* Begin Data for this task *
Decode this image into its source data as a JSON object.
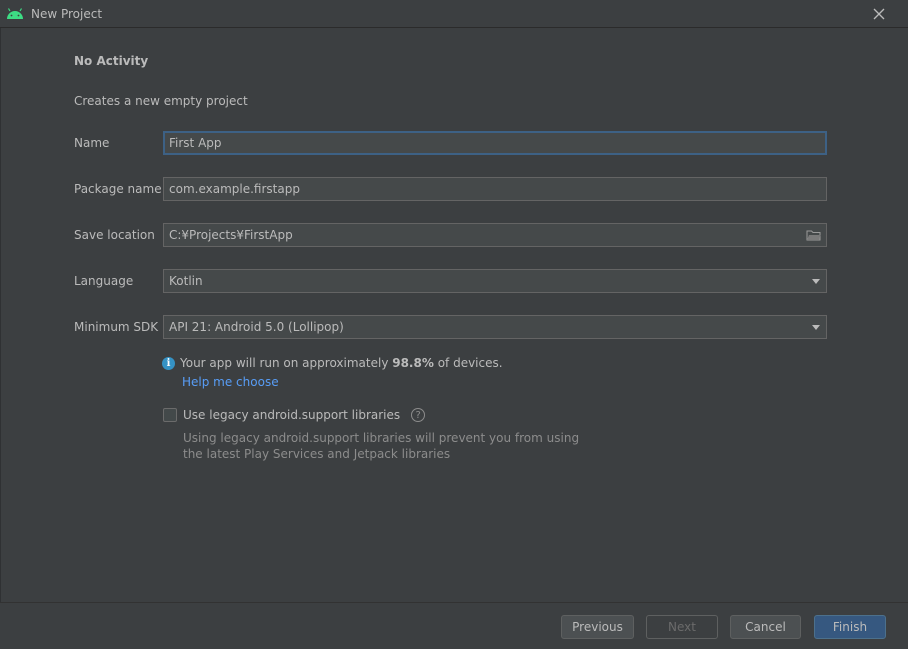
{
  "window": {
    "title": "New Project",
    "logo_icon": "android-icon",
    "close_icon": "close-icon"
  },
  "template": {
    "heading": "No Activity",
    "description": "Creates a new empty project"
  },
  "form": {
    "name": {
      "label": "Name",
      "value": "First App"
    },
    "package": {
      "label": "Package name",
      "value": "com.example.firstapp"
    },
    "location": {
      "label": "Save location",
      "value": "C:¥Projects¥FirstApp",
      "icon": "folder-icon"
    },
    "language": {
      "label": "Language",
      "value": "Kotlin"
    },
    "min_sdk": {
      "label": "Minimum SDK",
      "value": "API 21: Android 5.0 (Lollipop)"
    }
  },
  "info": {
    "prefix": "Your app will run on approximately ",
    "percent": "98.8%",
    "suffix": " of devices.",
    "help_link": "Help me choose"
  },
  "legacy": {
    "label": "Use legacy android.support libraries",
    "checked": false,
    "note_line1": "Using legacy android.support libraries will prevent you from using",
    "note_line2": "the latest Play Services and Jetpack libraries"
  },
  "buttons": {
    "previous": "Previous",
    "next": "Next",
    "cancel": "Cancel",
    "finish": "Finish"
  },
  "colors": {
    "background": "#3c3f41",
    "field_bg": "#45494a",
    "focus_border": "#3d6185",
    "link": "#589df6",
    "info_icon": "#3592c4",
    "primary_button": "#365880",
    "android_green": "#3ddc84"
  }
}
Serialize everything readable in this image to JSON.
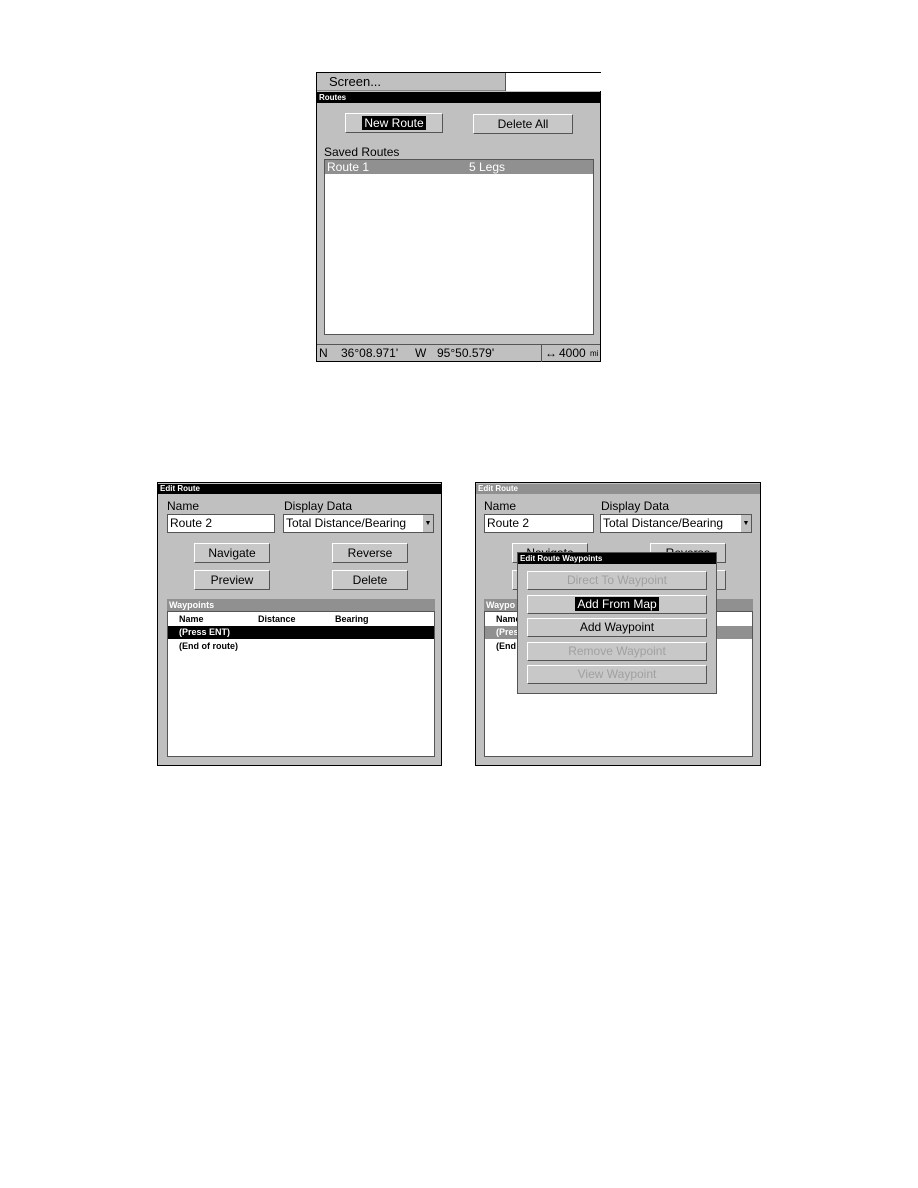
{
  "routes_screen": {
    "menu_label": "Screen...",
    "title": "Routes",
    "buttons": {
      "new_route": "New Route",
      "delete_all": "Delete All"
    },
    "saved_routes_label": "Saved Routes",
    "routes": [
      {
        "name": "Route 1",
        "legs": "5 Legs"
      }
    ],
    "status": {
      "lat_hemi": "N",
      "lat": "36°08.971'",
      "lon_hemi": "W",
      "lon": "95°50.579'",
      "zoom_icon": "double-arrow-icon",
      "zoom": "4000",
      "zoom_unit": "mi"
    }
  },
  "edit_route": {
    "title": "Edit Route",
    "name_label": "Name",
    "name_value": "Route 2",
    "display_label": "Display Data",
    "display_value": "Total Distance/Bearing",
    "buttons": {
      "navigate": "Navigate",
      "reverse": "Reverse",
      "preview": "Preview",
      "delete": "Delete"
    },
    "waypoints_label": "Waypoints",
    "columns": [
      "Name",
      "Distance",
      "Bearing"
    ],
    "rows": [
      "(Press ENT)",
      "(End of route)"
    ]
  },
  "edit_route_popup": {
    "background_labels": {
      "waypoints": "Waypo",
      "name": "Name",
      "row1": "(Pres",
      "row2": "(End",
      "navigate": "Navigate",
      "reverse": "Reverse"
    },
    "title": "Edit Route Waypoints",
    "items": [
      {
        "label": "Direct To Waypoint",
        "enabled": false
      },
      {
        "label": "Add From Map",
        "enabled": true,
        "selected": true
      },
      {
        "label": "Add Waypoint",
        "enabled": true
      },
      {
        "label": "Remove Waypoint",
        "enabled": false
      },
      {
        "label": "View Waypoint",
        "enabled": false
      }
    ]
  }
}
* End Data for this task *
Take every line above carrying "Distance" and return it.

    "display_value": "Total Distance/Bearing",
      "Distance",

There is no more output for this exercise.